**Problem requirements**.
Every line with the word "JSON" in it should be extracted from the data that follows.

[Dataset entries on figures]
* * * *

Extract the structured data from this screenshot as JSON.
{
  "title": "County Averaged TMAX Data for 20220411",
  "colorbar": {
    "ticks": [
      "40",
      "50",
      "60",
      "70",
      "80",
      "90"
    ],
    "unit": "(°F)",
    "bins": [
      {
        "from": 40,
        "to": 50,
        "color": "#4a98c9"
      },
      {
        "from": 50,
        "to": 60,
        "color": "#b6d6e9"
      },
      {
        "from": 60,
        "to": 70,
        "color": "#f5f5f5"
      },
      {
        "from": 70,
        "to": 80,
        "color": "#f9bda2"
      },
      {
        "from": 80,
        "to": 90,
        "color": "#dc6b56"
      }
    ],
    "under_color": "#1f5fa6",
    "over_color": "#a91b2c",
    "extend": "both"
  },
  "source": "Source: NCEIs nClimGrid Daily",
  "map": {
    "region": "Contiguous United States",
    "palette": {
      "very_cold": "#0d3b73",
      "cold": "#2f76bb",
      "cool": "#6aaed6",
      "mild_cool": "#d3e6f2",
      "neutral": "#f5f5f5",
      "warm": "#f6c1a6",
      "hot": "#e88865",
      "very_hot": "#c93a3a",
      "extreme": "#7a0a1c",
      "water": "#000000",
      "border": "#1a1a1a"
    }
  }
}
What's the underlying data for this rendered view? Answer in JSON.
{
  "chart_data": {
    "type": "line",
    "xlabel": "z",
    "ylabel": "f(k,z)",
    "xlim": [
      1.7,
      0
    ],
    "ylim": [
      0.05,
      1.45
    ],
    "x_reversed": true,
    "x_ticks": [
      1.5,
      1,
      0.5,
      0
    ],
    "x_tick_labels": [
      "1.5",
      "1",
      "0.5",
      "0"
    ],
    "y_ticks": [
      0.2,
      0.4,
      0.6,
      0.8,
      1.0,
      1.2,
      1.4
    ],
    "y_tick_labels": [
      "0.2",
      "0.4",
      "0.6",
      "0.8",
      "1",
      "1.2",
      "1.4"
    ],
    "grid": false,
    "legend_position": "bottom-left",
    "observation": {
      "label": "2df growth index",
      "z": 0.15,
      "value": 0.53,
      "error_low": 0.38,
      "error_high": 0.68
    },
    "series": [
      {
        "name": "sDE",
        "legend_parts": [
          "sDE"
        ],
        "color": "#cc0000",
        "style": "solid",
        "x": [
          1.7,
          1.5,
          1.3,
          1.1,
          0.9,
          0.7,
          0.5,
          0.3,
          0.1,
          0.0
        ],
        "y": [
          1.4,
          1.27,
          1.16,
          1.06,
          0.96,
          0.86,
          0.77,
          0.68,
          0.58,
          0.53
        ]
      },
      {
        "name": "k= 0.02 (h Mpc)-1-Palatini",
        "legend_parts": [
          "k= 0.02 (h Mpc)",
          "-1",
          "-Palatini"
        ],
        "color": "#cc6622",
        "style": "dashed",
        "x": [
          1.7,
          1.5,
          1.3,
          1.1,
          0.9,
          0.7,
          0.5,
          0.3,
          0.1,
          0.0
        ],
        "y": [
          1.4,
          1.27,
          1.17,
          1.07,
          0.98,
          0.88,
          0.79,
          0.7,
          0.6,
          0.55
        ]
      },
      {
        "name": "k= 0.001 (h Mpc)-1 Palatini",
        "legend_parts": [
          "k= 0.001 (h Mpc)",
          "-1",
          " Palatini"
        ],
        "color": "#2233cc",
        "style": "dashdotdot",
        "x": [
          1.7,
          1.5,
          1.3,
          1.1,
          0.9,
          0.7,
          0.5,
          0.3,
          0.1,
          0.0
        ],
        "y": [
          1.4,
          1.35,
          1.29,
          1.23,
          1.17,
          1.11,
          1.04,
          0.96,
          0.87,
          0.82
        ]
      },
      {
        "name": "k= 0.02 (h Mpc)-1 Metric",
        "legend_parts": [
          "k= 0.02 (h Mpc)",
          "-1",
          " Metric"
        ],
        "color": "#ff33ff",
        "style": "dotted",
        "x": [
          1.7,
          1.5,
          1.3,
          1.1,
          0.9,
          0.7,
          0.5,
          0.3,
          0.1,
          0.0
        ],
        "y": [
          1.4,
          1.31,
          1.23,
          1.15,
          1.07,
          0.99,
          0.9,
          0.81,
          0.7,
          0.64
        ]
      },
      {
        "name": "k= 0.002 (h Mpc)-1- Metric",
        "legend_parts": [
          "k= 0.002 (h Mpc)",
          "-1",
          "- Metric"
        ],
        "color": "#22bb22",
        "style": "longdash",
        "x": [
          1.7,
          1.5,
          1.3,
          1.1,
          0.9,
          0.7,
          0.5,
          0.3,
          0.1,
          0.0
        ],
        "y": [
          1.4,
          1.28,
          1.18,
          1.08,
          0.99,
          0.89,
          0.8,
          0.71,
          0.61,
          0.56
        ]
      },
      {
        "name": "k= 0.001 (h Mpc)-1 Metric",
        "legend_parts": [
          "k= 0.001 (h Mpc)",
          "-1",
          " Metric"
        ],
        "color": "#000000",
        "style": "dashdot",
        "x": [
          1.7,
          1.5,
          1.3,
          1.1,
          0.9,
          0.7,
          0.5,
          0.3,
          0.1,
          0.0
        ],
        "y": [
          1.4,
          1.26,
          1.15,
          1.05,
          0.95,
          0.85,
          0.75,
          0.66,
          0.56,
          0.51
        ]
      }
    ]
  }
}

* * * *

**The completed task**.
Extract the structured data from this screenshot as JSON.
What's the underlying data for this rendered view? Answer in JSON.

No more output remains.